DIRECTIONS →
The answer should be every line below, retyped exactly.

━━━ SUPPLIED DATA ━━━

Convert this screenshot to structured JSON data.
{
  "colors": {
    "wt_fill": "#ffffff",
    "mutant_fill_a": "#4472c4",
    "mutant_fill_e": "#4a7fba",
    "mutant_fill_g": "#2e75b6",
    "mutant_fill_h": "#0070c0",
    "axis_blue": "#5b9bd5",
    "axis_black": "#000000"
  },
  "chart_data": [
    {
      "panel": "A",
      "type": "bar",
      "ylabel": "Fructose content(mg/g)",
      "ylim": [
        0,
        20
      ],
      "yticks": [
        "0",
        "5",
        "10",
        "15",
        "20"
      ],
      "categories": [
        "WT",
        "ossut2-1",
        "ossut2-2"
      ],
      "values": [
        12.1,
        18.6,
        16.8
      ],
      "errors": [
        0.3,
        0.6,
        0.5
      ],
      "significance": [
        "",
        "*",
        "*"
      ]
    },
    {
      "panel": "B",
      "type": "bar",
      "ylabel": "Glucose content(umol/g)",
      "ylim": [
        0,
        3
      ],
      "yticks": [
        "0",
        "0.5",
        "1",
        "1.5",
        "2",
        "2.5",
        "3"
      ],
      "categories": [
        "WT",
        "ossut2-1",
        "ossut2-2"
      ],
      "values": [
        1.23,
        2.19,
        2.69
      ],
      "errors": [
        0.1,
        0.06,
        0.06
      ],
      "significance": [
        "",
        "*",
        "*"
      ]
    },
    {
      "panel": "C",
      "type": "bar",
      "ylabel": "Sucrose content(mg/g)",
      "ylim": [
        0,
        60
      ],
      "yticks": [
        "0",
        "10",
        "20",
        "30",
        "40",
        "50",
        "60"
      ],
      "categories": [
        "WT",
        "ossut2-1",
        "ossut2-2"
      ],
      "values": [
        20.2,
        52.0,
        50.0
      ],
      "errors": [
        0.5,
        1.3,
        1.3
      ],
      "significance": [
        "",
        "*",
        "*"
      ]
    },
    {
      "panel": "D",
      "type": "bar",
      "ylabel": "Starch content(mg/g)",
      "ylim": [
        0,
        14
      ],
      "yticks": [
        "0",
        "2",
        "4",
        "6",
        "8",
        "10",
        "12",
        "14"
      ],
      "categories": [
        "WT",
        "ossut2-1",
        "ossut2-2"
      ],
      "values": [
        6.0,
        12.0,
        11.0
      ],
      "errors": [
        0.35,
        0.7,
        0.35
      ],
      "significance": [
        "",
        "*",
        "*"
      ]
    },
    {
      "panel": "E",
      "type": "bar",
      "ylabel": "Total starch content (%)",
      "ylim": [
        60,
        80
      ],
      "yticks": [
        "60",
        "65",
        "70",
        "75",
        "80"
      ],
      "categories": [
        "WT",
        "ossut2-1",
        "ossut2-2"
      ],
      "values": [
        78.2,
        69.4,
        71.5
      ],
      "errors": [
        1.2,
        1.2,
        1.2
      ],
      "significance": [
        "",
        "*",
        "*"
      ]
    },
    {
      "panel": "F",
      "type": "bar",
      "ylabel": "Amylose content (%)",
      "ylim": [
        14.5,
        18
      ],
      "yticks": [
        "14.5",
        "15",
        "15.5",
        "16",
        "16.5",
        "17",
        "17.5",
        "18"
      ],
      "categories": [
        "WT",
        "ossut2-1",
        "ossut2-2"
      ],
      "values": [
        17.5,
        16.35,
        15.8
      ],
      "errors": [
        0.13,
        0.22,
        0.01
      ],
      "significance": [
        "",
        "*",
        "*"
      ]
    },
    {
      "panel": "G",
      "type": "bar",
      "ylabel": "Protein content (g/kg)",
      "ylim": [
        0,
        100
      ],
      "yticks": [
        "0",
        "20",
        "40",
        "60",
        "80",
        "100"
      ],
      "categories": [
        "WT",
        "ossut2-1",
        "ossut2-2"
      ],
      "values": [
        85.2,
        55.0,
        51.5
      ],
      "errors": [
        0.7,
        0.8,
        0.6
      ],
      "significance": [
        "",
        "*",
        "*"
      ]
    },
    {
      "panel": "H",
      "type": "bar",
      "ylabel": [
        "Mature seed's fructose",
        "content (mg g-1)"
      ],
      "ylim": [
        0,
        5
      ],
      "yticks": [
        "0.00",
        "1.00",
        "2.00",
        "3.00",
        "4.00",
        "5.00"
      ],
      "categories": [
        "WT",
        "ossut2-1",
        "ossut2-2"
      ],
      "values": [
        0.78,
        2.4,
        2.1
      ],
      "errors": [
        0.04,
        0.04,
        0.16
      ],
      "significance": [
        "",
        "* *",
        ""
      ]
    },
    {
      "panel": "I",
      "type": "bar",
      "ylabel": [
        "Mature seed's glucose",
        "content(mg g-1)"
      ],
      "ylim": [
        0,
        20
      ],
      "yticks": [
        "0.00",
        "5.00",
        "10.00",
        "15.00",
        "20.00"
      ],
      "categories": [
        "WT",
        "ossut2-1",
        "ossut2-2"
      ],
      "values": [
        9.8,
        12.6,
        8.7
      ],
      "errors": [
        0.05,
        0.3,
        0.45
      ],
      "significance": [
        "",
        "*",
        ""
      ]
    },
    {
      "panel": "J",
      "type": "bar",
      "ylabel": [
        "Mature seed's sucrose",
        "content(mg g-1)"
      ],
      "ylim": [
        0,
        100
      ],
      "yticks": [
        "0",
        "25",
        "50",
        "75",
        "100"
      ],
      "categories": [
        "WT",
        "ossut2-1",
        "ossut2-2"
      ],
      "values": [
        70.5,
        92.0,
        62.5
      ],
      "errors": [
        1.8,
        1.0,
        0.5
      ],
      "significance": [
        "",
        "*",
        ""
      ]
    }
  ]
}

━━━

SOLVED EXERCISE →
Convert this screenshot to structured JSON data.
{
  "colors": {
    "wt_fill": "#ffffff",
    "mutant_fill_a": "#4472c4",
    "mutant_fill_e": "#4a7fba",
    "mutant_fill_g": "#2e75b6",
    "mutant_fill_h": "#0070c0",
    "axis_blue": "#5b9bd5",
    "axis_black": "#000000"
  },
  "chart_data": [
    {
      "panel": "A",
      "type": "bar",
      "ylabel": "Fructose content(mg/g)",
      "ylim": [
        0,
        20
      ],
      "yticks": [
        "0",
        "5",
        "10",
        "15",
        "20"
      ],
      "categories": [
        "WT",
        "ossut2-1",
        "ossut2-2"
      ],
      "values": [
        12.1,
        18.6,
        16.8
      ],
      "errors": [
        0.3,
        0.6,
        0.5
      ],
      "significance": [
        "",
        "*",
        "*"
      ]
    },
    {
      "panel": "B",
      "type": "bar",
      "ylabel": "Glucose content(umol/g)",
      "ylim": [
        0,
        3
      ],
      "yticks": [
        "0",
        "0.5",
        "1",
        "1.5",
        "2",
        "2.5",
        "3"
      ],
      "categories": [
        "WT",
        "ossut2-1",
        "ossut2-2"
      ],
      "values": [
        1.23,
        2.19,
        2.69
      ],
      "errors": [
        0.1,
        0.06,
        0.06
      ],
      "significance": [
        "",
        "*",
        "*"
      ]
    },
    {
      "panel": "C",
      "type": "bar",
      "ylabel": "Sucrose content(mg/g)",
      "ylim": [
        0,
        60
      ],
      "yticks": [
        "0",
        "10",
        "20",
        "30",
        "40",
        "50",
        "60"
      ],
      "categories": [
        "WT",
        "ossut2-1",
        "ossut2-2"
      ],
      "values": [
        20.2,
        52.0,
        50.0
      ],
      "errors": [
        0.5,
        1.3,
        1.3
      ],
      "significance": [
        "",
        "*",
        "*"
      ]
    },
    {
      "panel": "D",
      "type": "bar",
      "ylabel": "Starch content(mg/g)",
      "ylim": [
        0,
        14
      ],
      "yticks": [
        "0",
        "2",
        "4",
        "6",
        "8",
        "10",
        "12",
        "14"
      ],
      "categories": [
        "WT",
        "ossut2-1",
        "ossut2-2"
      ],
      "values": [
        6.0,
        12.0,
        11.0
      ],
      "errors": [
        0.35,
        0.7,
        0.35
      ],
      "significance": [
        "",
        "*",
        "*"
      ]
    },
    {
      "panel": "E",
      "type": "bar",
      "ylabel": "Total starch content (%)",
      "ylim": [
        60,
        80
      ],
      "yticks": [
        "60",
        "65",
        "70",
        "75",
        "80"
      ],
      "categories": [
        "WT",
        "ossut2-1",
        "ossut2-2"
      ],
      "values": [
        78.2,
        69.4,
        71.5
      ],
      "errors": [
        1.2,
        1.2,
        1.2
      ],
      "significance": [
        "",
        "*",
        "*"
      ]
    },
    {
      "panel": "F",
      "type": "bar",
      "ylabel": "Amylose content (%)",
      "ylim": [
        14.5,
        18
      ],
      "yticks": [
        "14.5",
        "15",
        "15.5",
        "16",
        "16.5",
        "17",
        "17.5",
        "18"
      ],
      "categories": [
        "WT",
        "ossut2-1",
        "ossut2-2"
      ],
      "values": [
        17.5,
        16.35,
        15.8
      ],
      "errors": [
        0.13,
        0.22,
        0.01
      ],
      "significance": [
        "",
        "*",
        "*"
      ]
    },
    {
      "panel": "G",
      "type": "bar",
      "ylabel": "Protein content (g/kg)",
      "ylim": [
        0,
        100
      ],
      "yticks": [
        "0",
        "20",
        "40",
        "60",
        "80",
        "100"
      ],
      "categories": [
        "WT",
        "ossut2-1",
        "ossut2-2"
      ],
      "values": [
        85.2,
        55.0,
        51.5
      ],
      "errors": [
        0.7,
        0.8,
        0.6
      ],
      "significance": [
        "",
        "*",
        "*"
      ]
    },
    {
      "panel": "H",
      "type": "bar",
      "ylabel": [
        "Mature seed's fructose",
        "content (mg g-1)"
      ],
      "ylim": [
        0,
        5
      ],
      "yticks": [
        "0.00",
        "1.00",
        "2.00",
        "3.00",
        "4.00",
        "5.00"
      ],
      "categories": [
        "WT",
        "ossut2-1",
        "ossut2-2"
      ],
      "values": [
        0.78,
        2.4,
        2.1
      ],
      "errors": [
        0.04,
        0.04,
        0.16
      ],
      "significance": [
        "",
        "* *",
        ""
      ]
    },
    {
      "panel": "I",
      "type": "bar",
      "ylabel": [
        "Mature seed's glucose",
        "content(mg g-1)"
      ],
      "ylim": [
        0,
        20
      ],
      "yticks": [
        "0.00",
        "5.00",
        "10.00",
        "15.00",
        "20.00"
      ],
      "categories": [
        "WT",
        "ossut2-1",
        "ossut2-2"
      ],
      "values": [
        9.8,
        12.6,
        8.7
      ],
      "errors": [
        0.05,
        0.3,
        0.45
      ],
      "significance": [
        "",
        "*",
        ""
      ]
    },
    {
      "panel": "J",
      "type": "bar",
      "ylabel": [
        "Mature seed's sucrose",
        "content(mg g-1)"
      ],
      "ylim": [
        0,
        100
      ],
      "yticks": [
        "0",
        "25",
        "50",
        "75",
        "100"
      ],
      "categories": [
        "WT",
        "ossut2-1",
        "ossut2-2"
      ],
      "values": [
        70.5,
        92.0,
        62.5
      ],
      "errors": [
        1.8,
        1.0,
        0.5
      ],
      "significance": [
        "",
        "*",
        ""
      ]
    }
  ]
}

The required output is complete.